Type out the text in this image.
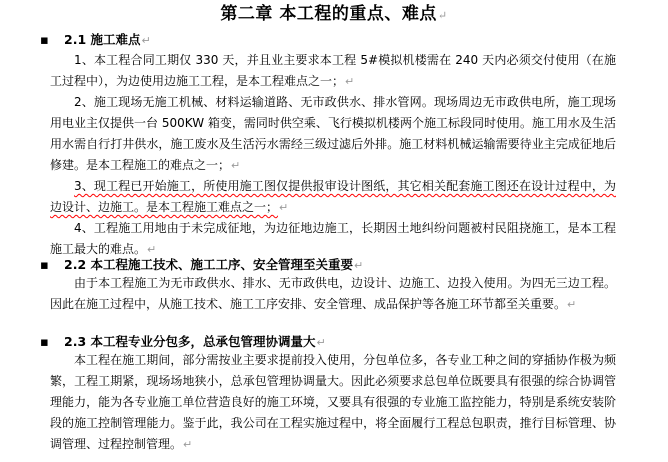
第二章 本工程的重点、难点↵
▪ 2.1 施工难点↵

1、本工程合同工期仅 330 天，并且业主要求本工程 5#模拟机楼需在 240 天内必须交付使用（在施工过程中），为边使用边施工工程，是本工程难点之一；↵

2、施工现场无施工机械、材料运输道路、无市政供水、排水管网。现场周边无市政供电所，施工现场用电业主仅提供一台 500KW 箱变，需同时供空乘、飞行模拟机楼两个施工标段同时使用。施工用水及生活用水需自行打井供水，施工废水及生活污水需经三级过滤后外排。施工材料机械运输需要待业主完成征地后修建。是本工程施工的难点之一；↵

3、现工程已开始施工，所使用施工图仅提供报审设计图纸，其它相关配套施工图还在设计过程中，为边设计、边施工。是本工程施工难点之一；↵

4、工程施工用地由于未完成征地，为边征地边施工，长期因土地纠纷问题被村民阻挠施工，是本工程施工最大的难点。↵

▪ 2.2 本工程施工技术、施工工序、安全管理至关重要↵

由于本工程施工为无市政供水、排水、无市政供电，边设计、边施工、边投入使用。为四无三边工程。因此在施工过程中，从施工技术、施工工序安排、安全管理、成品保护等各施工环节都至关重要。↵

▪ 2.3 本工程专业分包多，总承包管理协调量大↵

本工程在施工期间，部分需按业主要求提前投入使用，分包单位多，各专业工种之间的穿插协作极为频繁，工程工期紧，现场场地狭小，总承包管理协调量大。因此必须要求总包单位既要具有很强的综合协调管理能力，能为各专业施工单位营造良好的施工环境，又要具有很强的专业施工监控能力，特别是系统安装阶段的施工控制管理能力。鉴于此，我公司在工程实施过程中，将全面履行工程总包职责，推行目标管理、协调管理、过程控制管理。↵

# # #

-- EXERCISE --
Reproduce each entry verbatim, excluding any embedded images.

-- PROBLEM SOLUTION --
Type out the text in this image.
第二章 本工程的重点、难点↵
▪ 2.1 施工难点↵

1、本工程合同工期仅 330 天，并且业主要求本工程 5#模拟机楼需在 240 天内必须交付使用（在施工过程中），为边使用边施工工程，是本工程难点之一；↵

2、施工现场无施工机械、材料运输道路、无市政供水、排水管网。现场周边无市政供电所，施工现场用电业主仅提供一台 500KW 箱变，需同时供空乘、飞行模拟机楼两个施工标段同时使用。施工用水及生活用水需自行打井供水，施工废水及生活污水需经三级过滤后外排。施工材料机械运输需要待业主完成征地后修建。是本工程施工的难点之一；↵

3、现工程已开始施工，所使用施工图仅提供报审设计图纸，其它相关配套施工图还在设计过程中，为边设计、边施工。是本工程施工难点之一；↵

4、工程施工用地由于未完成征地，为边征地边施工，长期因土地纠纷问题被村民阻挠施工，是本工程施工最大的难点。↵

▪ 2.2 本工程施工技术、施工工序、安全管理至关重要↵

由于本工程施工为无市政供水、排水、无市政供电，边设计、边施工、边投入使用。为四无三边工程。因此在施工过程中，从施工技术、施工工序安排、安全管理、成品保护等各施工环节都至关重要。↵

▪ 2.3 本工程专业分包多，总承包管理协调量大↵

本工程在施工期间，部分需按业主要求提前投入使用，分包单位多，各专业工种之间的穿插协作极为频繁，工程工期紧，现场场地狭小，总承包管理协调量大。因此必须要求总包单位既要具有很强的综合协调管理能力，能为各专业施工单位营造良好的施工环境，又要具有很强的专业施工监控能力，特别是系统安装阶段的施工控制管理能力。鉴于此，我公司在工程实施过程中，将全面履行工程总包职责，推行目标管理、协调管理、过程控制管理。↵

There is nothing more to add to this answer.